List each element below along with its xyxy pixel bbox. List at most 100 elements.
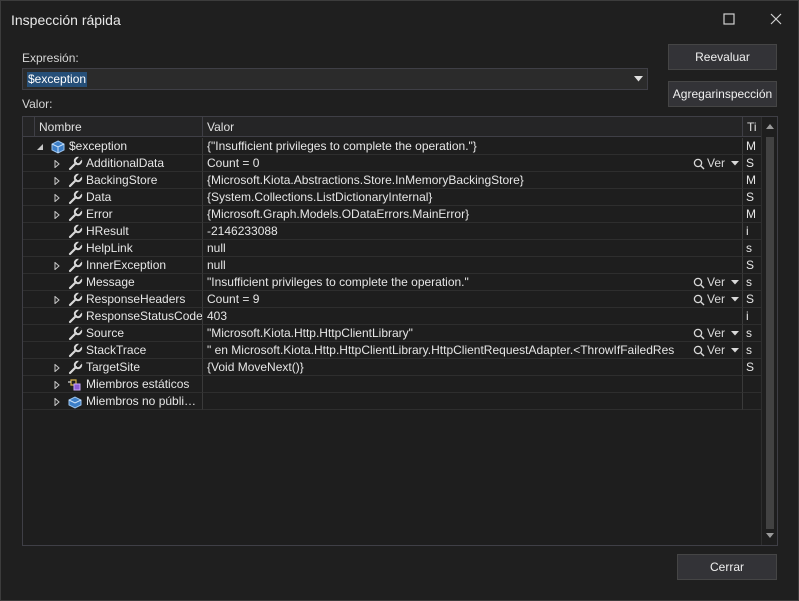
type-cell	[743, 376, 761, 393]
table-row[interactable]: ResponseStatusCode 403 i	[23, 308, 761, 325]
row-name: Data	[86, 190, 112, 204]
table-row[interactable]: Error {Microsoft.Graph.Models.ODataErrors…	[23, 206, 761, 223]
expression-dropdown-button[interactable]	[629, 69, 647, 89]
grid-header: Nombre Valor Ti	[23, 117, 761, 137]
column-header-name[interactable]: Nombre	[35, 117, 203, 137]
row-value: "Microsoft.Kiota.Http.HttpClientLibrary"	[207, 326, 413, 340]
row-name: Error	[86, 207, 113, 221]
close-button[interactable]: Cerrar	[677, 554, 777, 580]
collapsed-triangle-icon[interactable]	[53, 381, 61, 389]
view-visualizer-button[interactable]: Ver	[688, 155, 739, 171]
collapsed-triangle-icon[interactable]	[53, 262, 61, 270]
type-cell: S	[743, 291, 761, 308]
table-row[interactable]: Source "Microsoft.Kiota.Http.HttpClientLi…	[23, 325, 761, 342]
chevron-down-icon[interactable]	[731, 348, 739, 353]
view-visualizer-button[interactable]: Ver	[688, 274, 739, 290]
value-cell[interactable]: null	[203, 240, 743, 257]
value-cell[interactable]: Count = 0 Ver	[203, 155, 743, 172]
collapsed-triangle-icon[interactable]	[53, 398, 61, 406]
type-cell: i	[743, 308, 761, 325]
scrollbar-thumb[interactable]	[766, 137, 774, 529]
row-value: 403	[207, 309, 228, 323]
expression-input[interactable]: $exception	[27, 72, 88, 87]
view-visualizer-button[interactable]: Ver	[688, 342, 739, 358]
collapsed-triangle-icon[interactable]	[53, 177, 61, 185]
collapsed-triangle-icon[interactable]	[53, 160, 61, 168]
chevron-down-icon[interactable]	[731, 297, 739, 302]
expression-combobox[interactable]: $exception	[22, 68, 648, 90]
table-row[interactable]: StackTrace " en Microsoft.Kiota.Http.Http…	[23, 342, 761, 359]
scroll-up-icon[interactable]	[765, 122, 775, 130]
column-header-type[interactable]: Ti	[743, 117, 761, 137]
table-row[interactable]: ResponseHeaders Count = 9 Ver S	[23, 291, 761, 308]
magnifier-icon	[693, 158, 705, 169]
type-cell: S	[743, 359, 761, 376]
table-row[interactable]: HResult -2146233088 i	[23, 223, 761, 240]
reevaluate-button[interactable]: Reevaluar	[668, 44, 777, 70]
table-row[interactable]: TargetSite {Void MoveNext()} S	[23, 359, 761, 376]
table-row[interactable]: Data {System.Collections.ListDictionaryIn…	[23, 189, 761, 206]
type-cell: s	[743, 240, 761, 257]
row-name: ResponseStatusCode	[86, 309, 203, 323]
property-wrench-icon	[68, 207, 83, 222]
value-cell[interactable]: " en Microsoft.Kiota.Http.HttpClientLibr…	[203, 342, 743, 359]
scroll-down-icon[interactable]	[765, 532, 775, 540]
column-header-value[interactable]: Valor	[203, 117, 743, 137]
table-row[interactable]: $exception {"Insufficient privileges to c…	[23, 138, 761, 155]
collapsed-triangle-icon[interactable]	[53, 364, 61, 372]
value-cell[interactable]: "Microsoft.Kiota.Http.HttpClientLibrary"…	[203, 325, 743, 342]
row-value: Count = 9	[207, 292, 260, 306]
table-row[interactable]: HelpLink null s	[23, 240, 761, 257]
row-name: Source	[86, 326, 125, 340]
row-value: "Insufficient privileges to complete the…	[207, 275, 469, 289]
maximize-button[interactable]	[709, 5, 749, 33]
value-cell[interactable]: Count = 9 Ver	[203, 291, 743, 308]
view-label: Ver	[706, 275, 725, 289]
add-watch-button[interactable]: Agregarinspección	[668, 81, 777, 107]
name-cell: $exception	[23, 138, 203, 155]
table-row[interactable]: Miembros estáticos	[23, 376, 761, 393]
title-bar: Inspección rápida	[1, 1, 798, 37]
table-row[interactable]: InnerException null S	[23, 257, 761, 274]
value-cell[interactable]	[203, 393, 743, 410]
type-cell: s	[743, 274, 761, 291]
row-name: ResponseHeaders	[86, 292, 186, 306]
value-cell[interactable]: {Microsoft.Kiota.Abstractions.Store.InMe…	[203, 172, 743, 189]
row-name: BackingStore	[86, 173, 158, 187]
close-window-button[interactable]	[756, 5, 796, 33]
name-cell: Data	[23, 189, 203, 206]
chevron-down-icon	[633, 76, 643, 82]
property-wrench-icon	[68, 173, 83, 188]
type-cell: s	[743, 342, 761, 359]
collapsed-triangle-icon[interactable]	[53, 296, 61, 304]
view-visualizer-button[interactable]: Ver	[688, 325, 739, 341]
table-row[interactable]: AdditionalData Count = 0 Ver S	[23, 155, 761, 172]
value-cell[interactable]: "Insufficient privileges to complete the…	[203, 274, 743, 291]
vertical-scrollbar[interactable]	[761, 117, 777, 545]
value-cell[interactable]: {"Insufficient privileges to complete th…	[203, 138, 743, 155]
header-spacer	[23, 117, 35, 137]
collapsed-triangle-icon[interactable]	[53, 211, 61, 219]
row-value: {"Insufficient privileges to complete th…	[207, 139, 477, 153]
table-row[interactable]: Message "Insufficient privileges to compl…	[23, 274, 761, 291]
value-cell[interactable]: null	[203, 257, 743, 274]
value-cell[interactable]: -2146233088	[203, 223, 743, 240]
value-cell[interactable]: {System.Collections.ListDictionaryIntern…	[203, 189, 743, 206]
value-cell[interactable]: 403	[203, 308, 743, 325]
expanded-triangle-icon[interactable]	[36, 143, 44, 151]
collapsed-triangle-icon[interactable]	[53, 194, 61, 202]
chevron-down-icon[interactable]	[731, 331, 739, 336]
chevron-down-icon[interactable]	[731, 280, 739, 285]
row-name: AdditionalData	[86, 156, 165, 170]
name-cell: BackingStore	[23, 172, 203, 189]
name-cell: StackTrace	[23, 342, 203, 359]
close-icon	[770, 13, 782, 25]
view-visualizer-button[interactable]: Ver	[688, 291, 739, 307]
table-row[interactable]: Miembros no públi…	[23, 393, 761, 410]
table-row[interactable]: BackingStore {Microsoft.Kiota.Abstraction…	[23, 172, 761, 189]
value-cell[interactable]	[203, 376, 743, 393]
value-cell[interactable]: {Microsoft.Graph.Models.ODataErrors.Main…	[203, 206, 743, 223]
value-cell[interactable]: {Void MoveNext()}	[203, 359, 743, 376]
type-cell: M	[743, 172, 761, 189]
chevron-down-icon[interactable]	[731, 161, 739, 166]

◆ **Directive**
Return every line of the material that contains the string "Nombre", matching case exactly.

◆ **Exercise answer**
grid-header: Nombre Valor Ti	[23, 117, 761, 137]
column-header-name[interactable]: Nombre	[35, 117, 203, 137]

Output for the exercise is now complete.